» **TASK DIRECTIONS**
Your copy of the material must match it exactly, except that pictures are dropped.

» **SOURCE DATA**
───

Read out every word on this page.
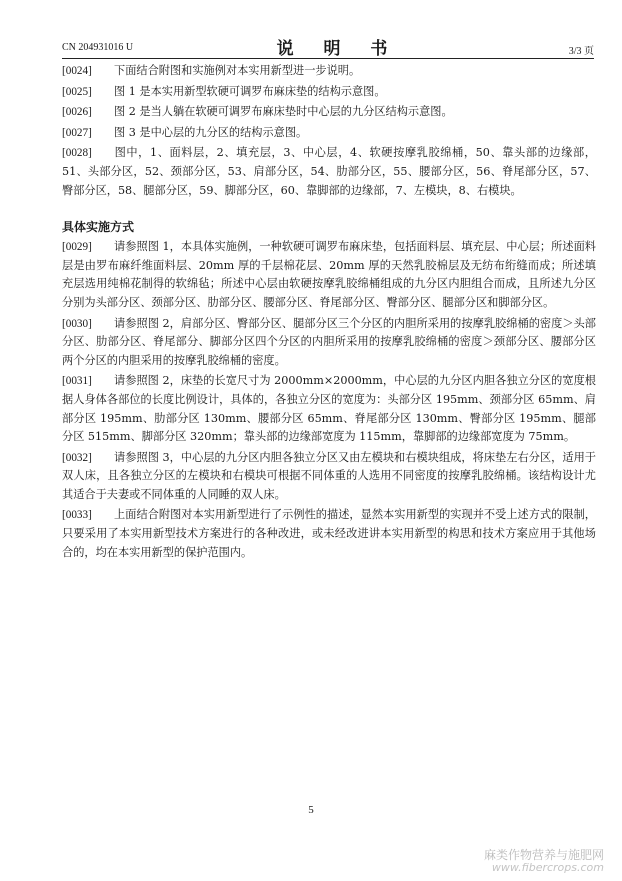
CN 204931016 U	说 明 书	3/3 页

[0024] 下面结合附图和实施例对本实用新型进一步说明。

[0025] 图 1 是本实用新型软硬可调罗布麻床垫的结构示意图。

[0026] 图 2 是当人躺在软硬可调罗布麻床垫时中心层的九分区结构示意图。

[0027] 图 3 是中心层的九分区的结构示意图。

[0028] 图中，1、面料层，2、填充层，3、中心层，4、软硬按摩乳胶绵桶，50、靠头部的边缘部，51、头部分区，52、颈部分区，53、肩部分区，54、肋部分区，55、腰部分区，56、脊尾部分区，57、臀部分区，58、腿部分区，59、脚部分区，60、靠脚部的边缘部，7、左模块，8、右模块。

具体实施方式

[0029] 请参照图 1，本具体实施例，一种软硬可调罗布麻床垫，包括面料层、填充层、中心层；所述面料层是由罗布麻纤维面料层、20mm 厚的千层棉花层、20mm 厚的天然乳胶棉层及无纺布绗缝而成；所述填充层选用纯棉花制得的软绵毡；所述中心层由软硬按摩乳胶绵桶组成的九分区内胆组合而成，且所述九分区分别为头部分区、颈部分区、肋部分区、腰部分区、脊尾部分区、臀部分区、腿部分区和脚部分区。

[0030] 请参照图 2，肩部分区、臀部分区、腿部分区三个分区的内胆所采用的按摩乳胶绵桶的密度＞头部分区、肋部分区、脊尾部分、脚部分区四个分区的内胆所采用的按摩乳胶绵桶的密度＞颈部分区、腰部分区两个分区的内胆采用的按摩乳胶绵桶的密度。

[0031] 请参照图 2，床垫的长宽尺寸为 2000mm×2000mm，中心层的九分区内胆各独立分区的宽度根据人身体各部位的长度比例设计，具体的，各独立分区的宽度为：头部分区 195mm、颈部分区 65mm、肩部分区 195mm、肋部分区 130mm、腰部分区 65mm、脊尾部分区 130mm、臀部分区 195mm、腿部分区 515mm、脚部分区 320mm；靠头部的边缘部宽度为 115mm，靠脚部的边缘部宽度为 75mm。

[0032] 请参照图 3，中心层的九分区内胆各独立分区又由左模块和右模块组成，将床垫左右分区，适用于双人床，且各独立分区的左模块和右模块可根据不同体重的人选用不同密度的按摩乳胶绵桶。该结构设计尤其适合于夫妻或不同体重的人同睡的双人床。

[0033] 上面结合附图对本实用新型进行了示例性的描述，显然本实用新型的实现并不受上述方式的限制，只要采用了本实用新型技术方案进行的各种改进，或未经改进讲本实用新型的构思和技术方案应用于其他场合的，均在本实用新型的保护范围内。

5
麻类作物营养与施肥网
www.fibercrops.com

───

» **EXERCISE OUTPUT**
Read out every word on this page.
CN 204931016 U	说 明 书	3/3 页

[0024] 下面结合附图和实施例对本实用新型进一步说明。

[0025] 图 1 是本实用新型软硬可调罗布麻床垫的结构示意图。

[0026] 图 2 是当人躺在软硬可调罗布麻床垫时中心层的九分区结构示意图。

[0027] 图 3 是中心层的九分区的结构示意图。

[0028] 图中，1、面料层，2、填充层，3、中心层，4、软硬按摩乳胶绵桶，50、靠头部的边缘部，51、头部分区，52、颈部分区，53、肩部分区，54、肋部分区，55、腰部分区，56、脊尾部分区，57、臀部分区，58、腿部分区，59、脚部分区，60、靠脚部的边缘部，7、左模块，8、右模块。

具体实施方式

[0029] 请参照图 1，本具体实施例，一种软硬可调罗布麻床垫，包括面料层、填充层、中心层；所述面料层是由罗布麻纤维面料层、20mm 厚的千层棉花层、20mm 厚的天然乳胶棉层及无纺布绗缝而成；所述填充层选用纯棉花制得的软绵毡；所述中心层由软硬按摩乳胶绵桶组成的九分区内胆组合而成，且所述九分区分别为头部分区、颈部分区、肋部分区、腰部分区、脊尾部分区、臀部分区、腿部分区和脚部分区。

[0030] 请参照图 2，肩部分区、臀部分区、腿部分区三个分区的内胆所采用的按摩乳胶绵桶的密度＞头部分区、肋部分区、脊尾部分、脚部分区四个分区的内胆所采用的按摩乳胶绵桶的密度＞颈部分区、腰部分区两个分区的内胆采用的按摩乳胶绵桶的密度。

[0031] 请参照图 2，床垫的长宽尺寸为 2000mm×2000mm，中心层的九分区内胆各独立分区的宽度根据人身体各部位的长度比例设计，具体的，各独立分区的宽度为：头部分区 195mm、颈部分区 65mm、肩部分区 195mm、肋部分区 130mm、腰部分区 65mm、脊尾部分区 130mm、臀部分区 195mm、腿部分区 515mm、脚部分区 320mm；靠头部的边缘部宽度为 115mm，靠脚部的边缘部宽度为 75mm。

[0032] 请参照图 3，中心层的九分区内胆各独立分区又由左模块和右模块组成，将床垫左右分区，适用于双人床，且各独立分区的左模块和右模块可根据不同体重的人选用不同密度的按摩乳胶绵桶。该结构设计尤其适合于夫妻或不同体重的人同睡的双人床。

[0033] 上面结合附图对本实用新型进行了示例性的描述，显然本实用新型的实现并不受上述方式的限制，只要采用了本实用新型技术方案进行的各种改进，或未经改进讲本实用新型的构思和技术方案应用于其他场合的，均在本实用新型的保护范围内。

5
麻类作物营养与施肥网
www.fibercrops.com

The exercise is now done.